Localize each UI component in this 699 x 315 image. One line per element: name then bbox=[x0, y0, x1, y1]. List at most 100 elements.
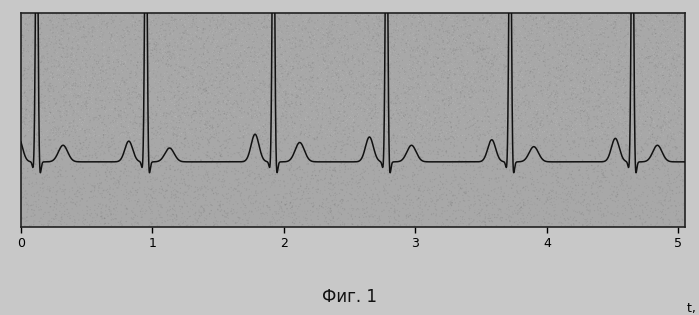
Point bbox=[550, 106, 561, 111]
Point bbox=[497, 150, 508, 155]
Point bbox=[248, 224, 259, 229]
Point bbox=[445, 200, 456, 205]
Point bbox=[77, 66, 88, 72]
Point bbox=[636, 160, 647, 165]
Point bbox=[549, 101, 560, 106]
Point bbox=[479, 46, 490, 51]
Point bbox=[292, 54, 303, 60]
Point bbox=[87, 196, 99, 201]
Point bbox=[103, 97, 114, 102]
Point bbox=[611, 110, 622, 115]
Point bbox=[17, 146, 28, 151]
Point bbox=[477, 124, 489, 129]
Point bbox=[374, 99, 385, 104]
Point bbox=[186, 188, 197, 193]
Point bbox=[673, 173, 684, 178]
Point bbox=[380, 25, 391, 30]
Point bbox=[168, 101, 179, 106]
Point bbox=[229, 82, 240, 87]
Point bbox=[584, 84, 595, 89]
Point bbox=[452, 101, 463, 106]
Point bbox=[463, 42, 474, 47]
Point bbox=[140, 177, 151, 182]
Point bbox=[199, 185, 210, 190]
Point bbox=[529, 31, 540, 36]
Point bbox=[475, 164, 486, 169]
Point bbox=[339, 60, 350, 66]
Point bbox=[285, 150, 296, 155]
Point bbox=[301, 212, 312, 217]
Point bbox=[134, 29, 145, 34]
Point bbox=[52, 126, 64, 131]
Point bbox=[223, 216, 234, 221]
Point bbox=[250, 39, 261, 44]
Point bbox=[70, 117, 81, 122]
Point bbox=[617, 83, 628, 88]
Point bbox=[603, 69, 614, 74]
Point bbox=[328, 187, 339, 192]
Point bbox=[269, 49, 280, 54]
Point bbox=[617, 220, 628, 226]
Point bbox=[563, 47, 574, 52]
Point bbox=[189, 71, 201, 76]
Point bbox=[147, 59, 159, 64]
Point bbox=[255, 135, 266, 140]
Point bbox=[402, 96, 413, 101]
Point bbox=[320, 166, 331, 171]
Point bbox=[20, 116, 31, 121]
Point bbox=[203, 61, 215, 66]
Point bbox=[38, 72, 49, 77]
Point bbox=[564, 128, 575, 133]
Point bbox=[419, 111, 430, 116]
Point bbox=[654, 54, 665, 59]
Point bbox=[81, 104, 92, 109]
Point bbox=[307, 173, 318, 178]
Point bbox=[203, 214, 215, 219]
Point bbox=[665, 53, 676, 58]
Point bbox=[480, 216, 491, 221]
Point bbox=[18, 66, 29, 71]
Point bbox=[461, 21, 472, 26]
Point bbox=[75, 141, 86, 146]
Point bbox=[24, 119, 35, 124]
Point bbox=[492, 43, 503, 48]
Point bbox=[173, 10, 184, 15]
Point bbox=[471, 60, 482, 65]
Point bbox=[422, 188, 433, 193]
Point bbox=[172, 35, 183, 40]
Point bbox=[147, 48, 158, 53]
Point bbox=[519, 10, 530, 15]
Point bbox=[434, 169, 445, 174]
Point bbox=[132, 214, 143, 219]
Point bbox=[375, 87, 386, 92]
Point bbox=[622, 143, 633, 148]
Point bbox=[239, 180, 250, 185]
Point bbox=[275, 81, 286, 86]
Point bbox=[90, 124, 101, 129]
Point bbox=[400, 168, 411, 173]
Point bbox=[617, 188, 628, 193]
Point bbox=[591, 31, 602, 36]
Point bbox=[162, 127, 173, 132]
Point bbox=[94, 202, 106, 207]
Point bbox=[208, 171, 219, 176]
Point bbox=[126, 95, 137, 100]
Point bbox=[624, 108, 635, 113]
Point bbox=[588, 114, 599, 119]
Point bbox=[653, 46, 664, 51]
Point bbox=[45, 38, 57, 43]
Point bbox=[194, 196, 205, 201]
Point bbox=[483, 164, 494, 169]
Point bbox=[62, 128, 73, 133]
Point bbox=[324, 153, 336, 158]
Point bbox=[527, 127, 538, 132]
Point bbox=[110, 13, 122, 18]
Point bbox=[570, 187, 582, 192]
Point bbox=[35, 157, 46, 162]
Point bbox=[265, 23, 276, 28]
Point bbox=[56, 85, 67, 90]
Point bbox=[281, 26, 292, 31]
Point bbox=[667, 153, 678, 158]
Point bbox=[658, 42, 670, 47]
Point bbox=[475, 74, 486, 79]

━━━━━━━━━━

## Task objective
Copy all of the records above word for word, and leave the pictures out of your copy.

## Output for this exercise
Localize each UI component in this 699 x 315 image. One line per element: name then bbox=[x0, y0, x1, y1]. List at most 100 elements.
Point bbox=[550, 106, 561, 111]
Point bbox=[497, 150, 508, 155]
Point bbox=[248, 224, 259, 229]
Point bbox=[445, 200, 456, 205]
Point bbox=[77, 66, 88, 72]
Point bbox=[636, 160, 647, 165]
Point bbox=[549, 101, 560, 106]
Point bbox=[479, 46, 490, 51]
Point bbox=[292, 54, 303, 60]
Point bbox=[87, 196, 99, 201]
Point bbox=[103, 97, 114, 102]
Point bbox=[611, 110, 622, 115]
Point bbox=[17, 146, 28, 151]
Point bbox=[477, 124, 489, 129]
Point bbox=[374, 99, 385, 104]
Point bbox=[186, 188, 197, 193]
Point bbox=[673, 173, 684, 178]
Point bbox=[380, 25, 391, 30]
Point bbox=[168, 101, 179, 106]
Point bbox=[229, 82, 240, 87]
Point bbox=[584, 84, 595, 89]
Point bbox=[452, 101, 463, 106]
Point bbox=[463, 42, 474, 47]
Point bbox=[140, 177, 151, 182]
Point bbox=[199, 185, 210, 190]
Point bbox=[529, 31, 540, 36]
Point bbox=[475, 164, 486, 169]
Point bbox=[339, 60, 350, 66]
Point bbox=[285, 150, 296, 155]
Point bbox=[301, 212, 312, 217]
Point bbox=[134, 29, 145, 34]
Point bbox=[52, 126, 64, 131]
Point bbox=[223, 216, 234, 221]
Point bbox=[250, 39, 261, 44]
Point bbox=[70, 117, 81, 122]
Point bbox=[617, 83, 628, 88]
Point bbox=[603, 69, 614, 74]
Point bbox=[328, 187, 339, 192]
Point bbox=[269, 49, 280, 54]
Point bbox=[617, 220, 628, 226]
Point bbox=[563, 47, 574, 52]
Point bbox=[189, 71, 201, 76]
Point bbox=[147, 59, 159, 64]
Point bbox=[255, 135, 266, 140]
Point bbox=[402, 96, 413, 101]
Point bbox=[320, 166, 331, 171]
Point bbox=[20, 116, 31, 121]
Point bbox=[203, 61, 215, 66]
Point bbox=[38, 72, 49, 77]
Point bbox=[564, 128, 575, 133]
Point bbox=[419, 111, 430, 116]
Point bbox=[654, 54, 665, 59]
Point bbox=[81, 104, 92, 109]
Point bbox=[307, 173, 318, 178]
Point bbox=[203, 214, 215, 219]
Point bbox=[665, 53, 676, 58]
Point bbox=[480, 216, 491, 221]
Point bbox=[18, 66, 29, 71]
Point bbox=[461, 21, 472, 26]
Point bbox=[75, 141, 86, 146]
Point bbox=[24, 119, 35, 124]
Point bbox=[492, 43, 503, 48]
Point bbox=[173, 10, 184, 15]
Point bbox=[471, 60, 482, 65]
Point bbox=[422, 188, 433, 193]
Point bbox=[172, 35, 183, 40]
Point bbox=[147, 48, 158, 53]
Point bbox=[519, 10, 530, 15]
Point bbox=[434, 169, 445, 174]
Point bbox=[132, 214, 143, 219]
Point bbox=[375, 87, 386, 92]
Point bbox=[622, 143, 633, 148]
Point bbox=[239, 180, 250, 185]
Point bbox=[275, 81, 286, 86]
Point bbox=[90, 124, 101, 129]
Point bbox=[400, 168, 411, 173]
Point bbox=[617, 188, 628, 193]
Point bbox=[591, 31, 602, 36]
Point bbox=[162, 127, 173, 132]
Point bbox=[94, 202, 106, 207]
Point bbox=[208, 171, 219, 176]
Point bbox=[126, 95, 137, 100]
Point bbox=[624, 108, 635, 113]
Point bbox=[588, 114, 599, 119]
Point bbox=[653, 46, 664, 51]
Point bbox=[45, 38, 57, 43]
Point bbox=[194, 196, 205, 201]
Point bbox=[483, 164, 494, 169]
Point bbox=[62, 128, 73, 133]
Point bbox=[324, 153, 336, 158]
Point bbox=[527, 127, 538, 132]
Point bbox=[110, 13, 122, 18]
Point bbox=[570, 187, 582, 192]
Point bbox=[35, 157, 46, 162]
Point bbox=[265, 23, 276, 28]
Point bbox=[56, 85, 67, 90]
Point bbox=[281, 26, 292, 31]
Point bbox=[667, 153, 678, 158]
Point bbox=[658, 42, 670, 47]
Point bbox=[475, 74, 486, 79]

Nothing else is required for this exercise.